At the Chinese drop zone, they are met by American agent Sam Archibald who leads them to the saucer now hidden inside the ruins of a Catholic church. While evading units of the People's Liberation Army, they run across a party of Russian scientists led by Comrade Zagorsky. Among the group of Russians is gorgeous scientist Anna Karachev. After some tense moments the two competing parties begrudgingly decide to cooperate in investigating the hidden saucer.

They are soon discovered by the Chinese Army, and a firefight ensues. The three survivors - two Americans and one of the Russian scientists - board the saucer and fly out of Chinese airspace. A pre-programmed autopilot takes control and flies them away from Earth and on a collision course with Saturn. Working together, in less than one minute they are successful in regaining control of the saucer and return to Earth. A quote from President John F. Kennedy about mutual human cooperation in space flashes on screen.

==Cast==
- Dan Duryea as Hank Peters, Duryea in his final film, movie was released post humously
- John Ericson as Test Pilot Fred Norwood
- Lois Nettleton as Anna Karachev
- Robert Hastings as Garson (credited as Bob Hastings)

• DATA EXCERPT

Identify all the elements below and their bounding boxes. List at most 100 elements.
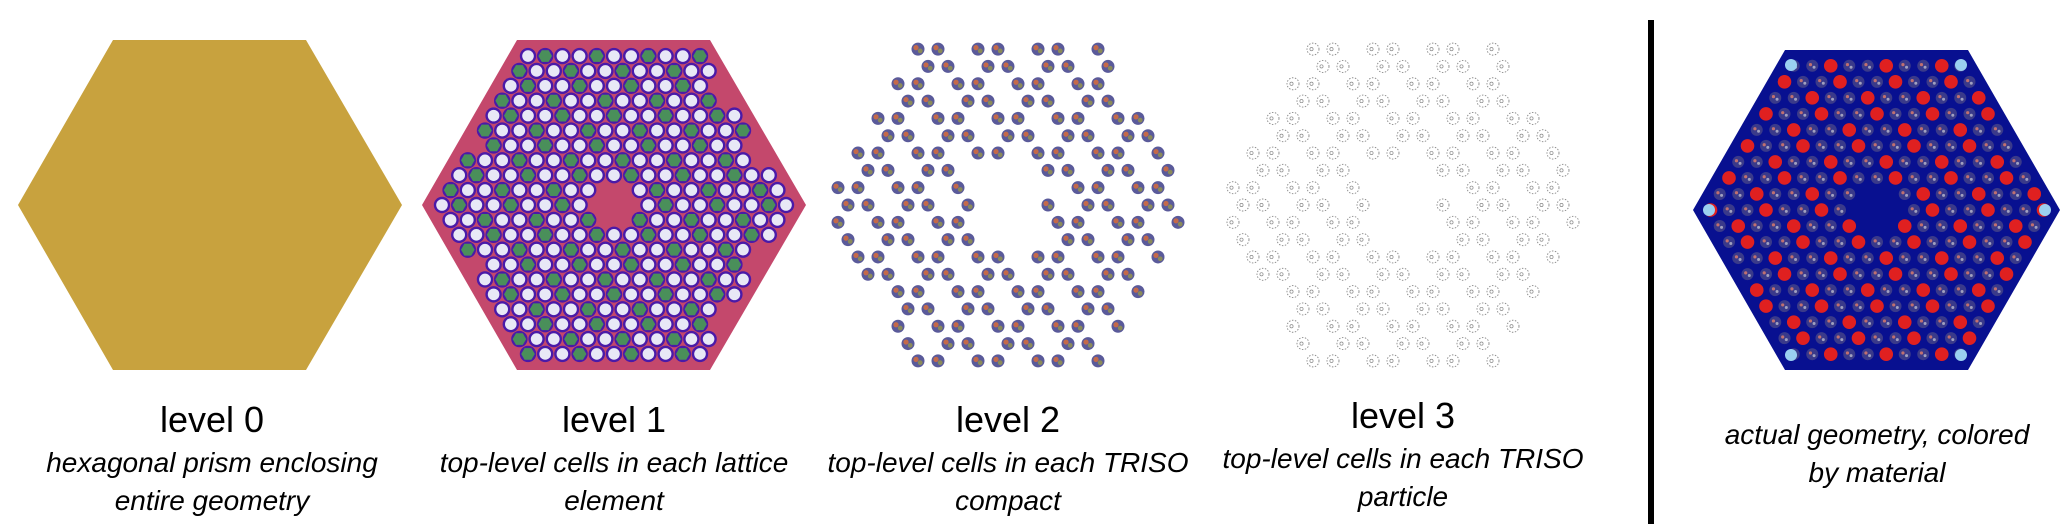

• PROBLEM STATEMENT
Repeat the part of the film summary from "They are soon" up to and including "flashes on screen." word for word. The data above is separate material from the film summary.

• RESULT BELOW
They are soon discovered by the Chinese Army, and a firefight ensues. The three survivors - two Americans and one of the Russian scientists - board the saucer and fly out of Chinese airspace. A pre-programmed autopilot takes control and flies them away from Earth and on a collision course with Saturn. Working together, in less than one minute they are successful in regaining control of the saucer and return to Earth. A quote from President John F. Kennedy about mutual human cooperation in space flashes on screen.